Tender chicken blends with sun-dried tomatoes, spinach, and a creamy sauce, topped with golden buttery crumbs.
# What you need:
→ Chicken
01 - 3 cups cooked chicken breast, shredded or cubed (rotisserie or poached)
→ Vegetables
02 - 1 cup sun-dried tomatoes, drained and chopped
03 - 2 cups baby spinach, roughly chopped
04 - 1 small yellow onion, finely diced
05 - 3 cloves garlic, minced
→ Dairy
06 - 1 cup heavy cream
07 - 1 cup low-sodium chicken broth
08 - 1 cup shredded mozzarella cheese
09 - 1/2 cup grated Parmesan cheese
10 - 4 ounces cream cheese, softened
→ Pantry
11 - 1 teaspoon dried Italian herbs
12 - 1/2 teaspoon crushed red pepper flakes (optional)
13 - 1/2 teaspoon kosher salt
14 - 1/2 teaspoon freshly ground black pepper
15 - 2 tablespoons olive oil
→ Topping
16 - 1 1/2 cups Ritz cracker crumbs (about 1 sleeve, crushed)
17 - 4 tablespoons unsalted butter, melted
18 - 2 tablespoons chopped fresh parsley (optional, for garnish)
# How to make it:
01 - Preheat oven to 375°F (190°C). Lightly grease a 9x13-inch baking dish.
02 - In a large skillet over medium heat, add olive oil. Sauté diced onion for 3 minutes until softened. Add minced garlic and cook for 1 additional minute.
03 - Stir in sun-dried tomatoes and spinach; cook until spinach wilts, about 2 minutes.
04 - Reduce heat and add softened cream cheese, stirring until melted and smooth.

◇ ◇ ◇

▸ **Instructions**
**A.** In the recipe, what oven temperature is used for preheating?
**B.** Turn the step of the recipe that begins "In a large skillet over medium heat" into a brief list that keeps its main facts.

◇ ◇ ◇

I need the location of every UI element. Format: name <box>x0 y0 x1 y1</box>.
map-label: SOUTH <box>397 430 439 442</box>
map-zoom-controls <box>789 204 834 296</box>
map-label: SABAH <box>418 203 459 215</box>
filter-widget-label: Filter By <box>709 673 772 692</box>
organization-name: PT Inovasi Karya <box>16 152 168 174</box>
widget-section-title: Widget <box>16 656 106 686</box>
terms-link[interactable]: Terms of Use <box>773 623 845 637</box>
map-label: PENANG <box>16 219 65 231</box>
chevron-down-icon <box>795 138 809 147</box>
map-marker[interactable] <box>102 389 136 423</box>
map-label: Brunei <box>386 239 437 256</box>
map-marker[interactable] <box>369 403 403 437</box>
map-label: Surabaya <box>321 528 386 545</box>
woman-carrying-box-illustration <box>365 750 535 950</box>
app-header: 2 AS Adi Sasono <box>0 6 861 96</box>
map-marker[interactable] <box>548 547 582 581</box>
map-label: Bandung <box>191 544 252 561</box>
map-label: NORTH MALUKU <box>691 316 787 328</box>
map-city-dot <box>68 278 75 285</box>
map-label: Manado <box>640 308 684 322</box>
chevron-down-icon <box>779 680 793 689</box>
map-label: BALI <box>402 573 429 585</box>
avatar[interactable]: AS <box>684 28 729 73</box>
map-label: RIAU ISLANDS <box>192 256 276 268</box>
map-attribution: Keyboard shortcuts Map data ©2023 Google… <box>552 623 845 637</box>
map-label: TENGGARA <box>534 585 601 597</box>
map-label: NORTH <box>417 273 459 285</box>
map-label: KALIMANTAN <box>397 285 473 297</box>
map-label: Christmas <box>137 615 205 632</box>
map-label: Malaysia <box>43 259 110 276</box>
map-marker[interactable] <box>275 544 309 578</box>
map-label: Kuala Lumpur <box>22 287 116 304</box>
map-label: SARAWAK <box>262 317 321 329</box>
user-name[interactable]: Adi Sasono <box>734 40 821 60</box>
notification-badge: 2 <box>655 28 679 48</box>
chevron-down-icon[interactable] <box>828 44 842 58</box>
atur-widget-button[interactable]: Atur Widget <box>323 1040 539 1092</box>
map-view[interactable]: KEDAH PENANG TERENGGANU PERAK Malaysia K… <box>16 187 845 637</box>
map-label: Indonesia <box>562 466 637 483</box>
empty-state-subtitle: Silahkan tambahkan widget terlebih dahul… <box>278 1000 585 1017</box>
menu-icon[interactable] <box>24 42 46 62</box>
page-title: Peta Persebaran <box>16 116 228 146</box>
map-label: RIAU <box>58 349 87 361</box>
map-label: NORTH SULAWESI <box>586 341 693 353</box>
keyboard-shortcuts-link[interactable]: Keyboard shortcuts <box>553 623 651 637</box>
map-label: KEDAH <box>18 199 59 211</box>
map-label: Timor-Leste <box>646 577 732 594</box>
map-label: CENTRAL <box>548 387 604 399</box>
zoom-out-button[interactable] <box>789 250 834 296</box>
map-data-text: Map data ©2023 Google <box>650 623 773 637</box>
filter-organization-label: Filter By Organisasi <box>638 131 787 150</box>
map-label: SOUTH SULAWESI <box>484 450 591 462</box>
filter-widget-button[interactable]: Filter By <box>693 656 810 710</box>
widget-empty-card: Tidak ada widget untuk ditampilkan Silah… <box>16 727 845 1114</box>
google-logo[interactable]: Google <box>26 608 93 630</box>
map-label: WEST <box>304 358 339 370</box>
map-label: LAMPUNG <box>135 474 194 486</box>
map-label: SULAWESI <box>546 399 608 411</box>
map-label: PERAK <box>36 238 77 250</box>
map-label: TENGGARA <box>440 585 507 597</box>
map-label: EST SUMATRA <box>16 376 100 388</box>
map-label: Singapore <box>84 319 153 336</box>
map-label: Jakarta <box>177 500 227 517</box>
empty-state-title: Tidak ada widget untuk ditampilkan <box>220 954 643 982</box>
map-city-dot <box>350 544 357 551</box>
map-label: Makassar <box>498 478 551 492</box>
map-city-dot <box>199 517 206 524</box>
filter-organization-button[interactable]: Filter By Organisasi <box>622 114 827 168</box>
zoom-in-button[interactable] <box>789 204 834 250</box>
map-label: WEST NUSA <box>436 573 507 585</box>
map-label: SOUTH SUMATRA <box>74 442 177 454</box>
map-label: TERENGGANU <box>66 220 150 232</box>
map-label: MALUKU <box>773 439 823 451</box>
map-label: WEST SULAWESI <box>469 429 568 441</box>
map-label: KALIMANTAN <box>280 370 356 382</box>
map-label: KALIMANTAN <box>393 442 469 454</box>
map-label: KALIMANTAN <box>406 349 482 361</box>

◇ ◇ ◇

▸ **Task results**
**A.** 375°F (190°C).

**B.**
- Heat olive oil in a large skillet over medium heat.
- Sauté the diced onion for 3 minutes, until softened.
- Add the minced garlic and cook 1 more minute.